Count lines holding the string "date" in the data that follows. Reply with one number only.

Collected data entries
## START

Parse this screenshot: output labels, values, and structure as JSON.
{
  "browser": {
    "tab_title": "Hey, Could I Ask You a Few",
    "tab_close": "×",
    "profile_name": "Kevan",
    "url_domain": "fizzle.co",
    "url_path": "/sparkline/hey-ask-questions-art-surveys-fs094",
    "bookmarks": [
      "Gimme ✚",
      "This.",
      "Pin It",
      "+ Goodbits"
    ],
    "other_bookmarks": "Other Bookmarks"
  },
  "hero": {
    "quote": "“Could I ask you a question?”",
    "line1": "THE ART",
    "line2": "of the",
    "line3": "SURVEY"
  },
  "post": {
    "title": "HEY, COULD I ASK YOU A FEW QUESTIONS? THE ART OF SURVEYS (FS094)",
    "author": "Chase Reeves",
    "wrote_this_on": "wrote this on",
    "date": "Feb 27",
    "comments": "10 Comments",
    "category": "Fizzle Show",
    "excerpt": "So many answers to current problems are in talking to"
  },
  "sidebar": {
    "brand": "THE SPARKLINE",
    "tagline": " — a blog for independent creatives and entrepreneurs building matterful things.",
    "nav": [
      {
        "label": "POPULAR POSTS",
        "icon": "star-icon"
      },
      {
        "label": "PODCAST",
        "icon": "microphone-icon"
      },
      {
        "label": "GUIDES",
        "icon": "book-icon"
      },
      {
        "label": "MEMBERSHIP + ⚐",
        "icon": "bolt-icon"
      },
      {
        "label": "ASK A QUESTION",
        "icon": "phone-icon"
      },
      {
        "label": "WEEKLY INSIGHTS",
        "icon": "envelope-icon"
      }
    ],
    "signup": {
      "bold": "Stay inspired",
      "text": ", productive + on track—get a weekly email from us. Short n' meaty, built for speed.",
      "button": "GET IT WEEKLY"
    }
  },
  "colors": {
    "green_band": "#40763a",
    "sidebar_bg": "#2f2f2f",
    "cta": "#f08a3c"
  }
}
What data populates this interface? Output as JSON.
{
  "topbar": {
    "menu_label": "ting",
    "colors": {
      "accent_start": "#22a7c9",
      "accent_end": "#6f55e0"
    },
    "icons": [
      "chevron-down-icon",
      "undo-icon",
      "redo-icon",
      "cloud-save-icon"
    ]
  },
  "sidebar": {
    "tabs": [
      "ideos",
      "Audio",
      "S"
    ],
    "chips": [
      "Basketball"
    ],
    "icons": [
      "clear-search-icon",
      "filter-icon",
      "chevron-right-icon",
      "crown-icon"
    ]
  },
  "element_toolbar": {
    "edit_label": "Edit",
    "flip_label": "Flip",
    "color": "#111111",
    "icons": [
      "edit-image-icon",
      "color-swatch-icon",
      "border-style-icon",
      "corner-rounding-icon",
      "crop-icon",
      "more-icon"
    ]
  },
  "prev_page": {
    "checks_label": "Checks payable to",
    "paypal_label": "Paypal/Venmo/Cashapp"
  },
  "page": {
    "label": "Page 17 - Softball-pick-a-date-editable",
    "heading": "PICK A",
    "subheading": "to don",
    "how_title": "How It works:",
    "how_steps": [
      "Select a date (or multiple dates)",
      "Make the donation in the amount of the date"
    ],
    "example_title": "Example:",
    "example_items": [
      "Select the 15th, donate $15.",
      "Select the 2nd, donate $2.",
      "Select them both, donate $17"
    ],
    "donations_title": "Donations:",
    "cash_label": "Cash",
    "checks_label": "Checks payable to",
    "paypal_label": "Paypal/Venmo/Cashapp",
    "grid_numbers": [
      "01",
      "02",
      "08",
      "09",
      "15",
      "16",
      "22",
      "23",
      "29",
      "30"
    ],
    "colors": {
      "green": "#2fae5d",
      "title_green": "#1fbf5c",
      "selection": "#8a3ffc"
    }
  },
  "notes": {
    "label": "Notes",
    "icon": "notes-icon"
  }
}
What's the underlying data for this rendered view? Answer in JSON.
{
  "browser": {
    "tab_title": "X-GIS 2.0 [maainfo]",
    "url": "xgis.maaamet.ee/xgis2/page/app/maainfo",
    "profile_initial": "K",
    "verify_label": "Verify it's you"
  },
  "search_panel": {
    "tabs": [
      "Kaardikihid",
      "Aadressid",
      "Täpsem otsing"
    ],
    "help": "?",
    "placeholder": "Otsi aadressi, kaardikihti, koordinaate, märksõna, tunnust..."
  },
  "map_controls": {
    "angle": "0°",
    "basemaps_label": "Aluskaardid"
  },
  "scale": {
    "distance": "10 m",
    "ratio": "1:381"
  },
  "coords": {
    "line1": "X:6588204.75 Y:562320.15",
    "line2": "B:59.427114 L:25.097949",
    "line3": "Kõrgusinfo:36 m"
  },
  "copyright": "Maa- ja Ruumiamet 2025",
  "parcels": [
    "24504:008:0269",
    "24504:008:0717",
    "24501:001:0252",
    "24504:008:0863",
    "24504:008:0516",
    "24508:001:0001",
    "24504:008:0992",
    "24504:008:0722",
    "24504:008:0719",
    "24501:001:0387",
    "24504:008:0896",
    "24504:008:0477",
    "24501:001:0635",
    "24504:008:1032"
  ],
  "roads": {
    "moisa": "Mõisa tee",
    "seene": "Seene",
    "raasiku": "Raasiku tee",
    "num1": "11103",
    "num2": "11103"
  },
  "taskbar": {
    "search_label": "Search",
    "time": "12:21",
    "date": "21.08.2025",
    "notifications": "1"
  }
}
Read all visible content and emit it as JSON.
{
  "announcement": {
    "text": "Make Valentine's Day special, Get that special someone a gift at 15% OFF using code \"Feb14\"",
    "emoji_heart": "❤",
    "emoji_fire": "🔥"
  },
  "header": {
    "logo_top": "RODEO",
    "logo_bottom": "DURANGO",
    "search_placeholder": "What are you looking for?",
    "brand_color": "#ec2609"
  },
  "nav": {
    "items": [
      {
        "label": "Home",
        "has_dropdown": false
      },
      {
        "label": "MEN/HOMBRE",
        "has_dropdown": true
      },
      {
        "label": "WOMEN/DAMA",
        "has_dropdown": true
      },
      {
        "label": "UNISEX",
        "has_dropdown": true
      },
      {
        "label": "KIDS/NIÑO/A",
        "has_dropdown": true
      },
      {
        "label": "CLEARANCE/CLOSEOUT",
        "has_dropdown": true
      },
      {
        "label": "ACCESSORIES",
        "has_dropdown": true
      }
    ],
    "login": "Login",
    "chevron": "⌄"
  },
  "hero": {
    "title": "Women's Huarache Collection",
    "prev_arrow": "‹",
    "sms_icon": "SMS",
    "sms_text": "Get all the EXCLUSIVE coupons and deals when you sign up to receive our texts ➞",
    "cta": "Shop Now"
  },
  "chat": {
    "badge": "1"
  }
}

## END

_OUTPUT OF THE EXERCISE_
5